• [Exercise description] Copy out every line containing the word "Index".
··· Given information ···
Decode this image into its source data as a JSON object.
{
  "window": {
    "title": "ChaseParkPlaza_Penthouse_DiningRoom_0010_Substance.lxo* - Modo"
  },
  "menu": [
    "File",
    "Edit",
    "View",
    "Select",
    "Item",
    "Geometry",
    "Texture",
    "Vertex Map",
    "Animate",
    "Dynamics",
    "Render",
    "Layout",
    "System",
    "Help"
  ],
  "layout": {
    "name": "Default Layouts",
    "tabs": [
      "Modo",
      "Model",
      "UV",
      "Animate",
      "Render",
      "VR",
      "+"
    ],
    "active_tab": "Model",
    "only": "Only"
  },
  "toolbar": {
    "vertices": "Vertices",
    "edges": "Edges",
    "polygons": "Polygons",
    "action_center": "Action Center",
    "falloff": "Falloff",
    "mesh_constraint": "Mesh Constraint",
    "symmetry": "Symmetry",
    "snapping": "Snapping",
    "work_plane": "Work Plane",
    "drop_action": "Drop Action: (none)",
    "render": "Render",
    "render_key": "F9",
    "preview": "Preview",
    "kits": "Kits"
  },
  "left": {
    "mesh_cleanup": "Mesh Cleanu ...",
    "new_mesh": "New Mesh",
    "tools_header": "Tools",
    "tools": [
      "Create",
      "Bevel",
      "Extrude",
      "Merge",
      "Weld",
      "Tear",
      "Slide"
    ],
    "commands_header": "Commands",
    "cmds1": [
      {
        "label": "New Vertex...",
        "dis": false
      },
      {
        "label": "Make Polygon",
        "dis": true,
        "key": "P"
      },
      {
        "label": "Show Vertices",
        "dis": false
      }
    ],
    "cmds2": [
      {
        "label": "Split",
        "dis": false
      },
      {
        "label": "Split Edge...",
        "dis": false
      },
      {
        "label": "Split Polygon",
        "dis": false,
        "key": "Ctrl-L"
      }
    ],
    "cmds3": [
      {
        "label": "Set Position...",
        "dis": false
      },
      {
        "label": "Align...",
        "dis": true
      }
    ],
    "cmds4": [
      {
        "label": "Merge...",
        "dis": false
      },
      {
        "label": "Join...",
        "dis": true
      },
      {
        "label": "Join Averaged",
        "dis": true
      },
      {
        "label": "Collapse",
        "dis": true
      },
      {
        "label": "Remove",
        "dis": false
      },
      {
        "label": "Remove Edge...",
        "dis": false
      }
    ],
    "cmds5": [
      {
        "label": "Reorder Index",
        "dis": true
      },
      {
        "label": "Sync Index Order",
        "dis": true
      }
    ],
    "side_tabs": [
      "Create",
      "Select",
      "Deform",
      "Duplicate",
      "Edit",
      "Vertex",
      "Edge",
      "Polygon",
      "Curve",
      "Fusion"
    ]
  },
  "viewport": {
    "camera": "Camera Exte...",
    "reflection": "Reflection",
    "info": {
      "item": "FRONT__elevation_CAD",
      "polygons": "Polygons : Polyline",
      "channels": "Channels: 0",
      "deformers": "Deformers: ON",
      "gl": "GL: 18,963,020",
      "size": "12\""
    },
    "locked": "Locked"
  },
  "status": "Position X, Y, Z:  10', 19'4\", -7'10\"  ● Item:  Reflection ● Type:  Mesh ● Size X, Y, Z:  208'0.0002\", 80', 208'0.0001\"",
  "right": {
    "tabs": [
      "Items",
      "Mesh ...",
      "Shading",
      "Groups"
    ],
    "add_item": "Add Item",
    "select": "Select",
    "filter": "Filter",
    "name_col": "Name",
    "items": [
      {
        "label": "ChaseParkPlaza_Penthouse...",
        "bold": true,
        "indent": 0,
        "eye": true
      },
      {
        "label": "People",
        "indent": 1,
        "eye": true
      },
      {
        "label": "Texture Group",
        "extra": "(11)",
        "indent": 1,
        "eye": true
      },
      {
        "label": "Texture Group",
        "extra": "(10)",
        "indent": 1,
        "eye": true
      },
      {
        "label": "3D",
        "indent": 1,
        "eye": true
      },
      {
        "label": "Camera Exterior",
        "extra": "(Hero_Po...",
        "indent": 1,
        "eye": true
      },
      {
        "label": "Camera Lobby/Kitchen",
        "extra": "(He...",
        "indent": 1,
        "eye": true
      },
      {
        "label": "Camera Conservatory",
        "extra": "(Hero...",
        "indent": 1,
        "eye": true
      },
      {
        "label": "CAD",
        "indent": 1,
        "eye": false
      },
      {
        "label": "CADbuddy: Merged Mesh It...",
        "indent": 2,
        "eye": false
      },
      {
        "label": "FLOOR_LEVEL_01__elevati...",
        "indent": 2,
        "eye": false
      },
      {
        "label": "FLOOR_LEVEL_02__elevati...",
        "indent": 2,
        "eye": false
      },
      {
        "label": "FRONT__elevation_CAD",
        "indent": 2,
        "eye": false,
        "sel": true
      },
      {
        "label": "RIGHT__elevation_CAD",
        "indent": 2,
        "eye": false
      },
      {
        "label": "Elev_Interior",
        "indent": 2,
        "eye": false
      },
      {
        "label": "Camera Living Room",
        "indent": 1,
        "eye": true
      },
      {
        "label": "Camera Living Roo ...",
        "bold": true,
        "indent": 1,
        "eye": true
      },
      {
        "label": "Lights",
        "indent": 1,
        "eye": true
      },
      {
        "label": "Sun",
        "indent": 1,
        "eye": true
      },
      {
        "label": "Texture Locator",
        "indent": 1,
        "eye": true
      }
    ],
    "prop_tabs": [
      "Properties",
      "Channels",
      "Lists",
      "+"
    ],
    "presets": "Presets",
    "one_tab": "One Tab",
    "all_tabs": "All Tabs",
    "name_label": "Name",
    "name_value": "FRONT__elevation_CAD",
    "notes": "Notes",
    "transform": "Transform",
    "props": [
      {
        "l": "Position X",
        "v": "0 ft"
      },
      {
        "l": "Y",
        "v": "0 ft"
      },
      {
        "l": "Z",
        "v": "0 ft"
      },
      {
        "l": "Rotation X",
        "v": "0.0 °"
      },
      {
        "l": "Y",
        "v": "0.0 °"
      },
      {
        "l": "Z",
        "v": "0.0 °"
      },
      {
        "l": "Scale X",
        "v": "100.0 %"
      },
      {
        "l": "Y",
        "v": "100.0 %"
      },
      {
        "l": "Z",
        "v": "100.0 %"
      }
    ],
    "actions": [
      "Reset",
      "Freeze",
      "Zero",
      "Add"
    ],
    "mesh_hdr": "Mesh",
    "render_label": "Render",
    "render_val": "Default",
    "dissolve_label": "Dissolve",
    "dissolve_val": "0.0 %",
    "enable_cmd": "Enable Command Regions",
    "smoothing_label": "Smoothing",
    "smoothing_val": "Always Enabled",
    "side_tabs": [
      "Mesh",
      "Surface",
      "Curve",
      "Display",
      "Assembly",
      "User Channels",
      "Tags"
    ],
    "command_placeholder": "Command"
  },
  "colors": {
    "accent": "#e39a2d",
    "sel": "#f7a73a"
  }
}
···
• [Written answer]
        "label": "Reorder Index",
        "label": "Sync Index Order",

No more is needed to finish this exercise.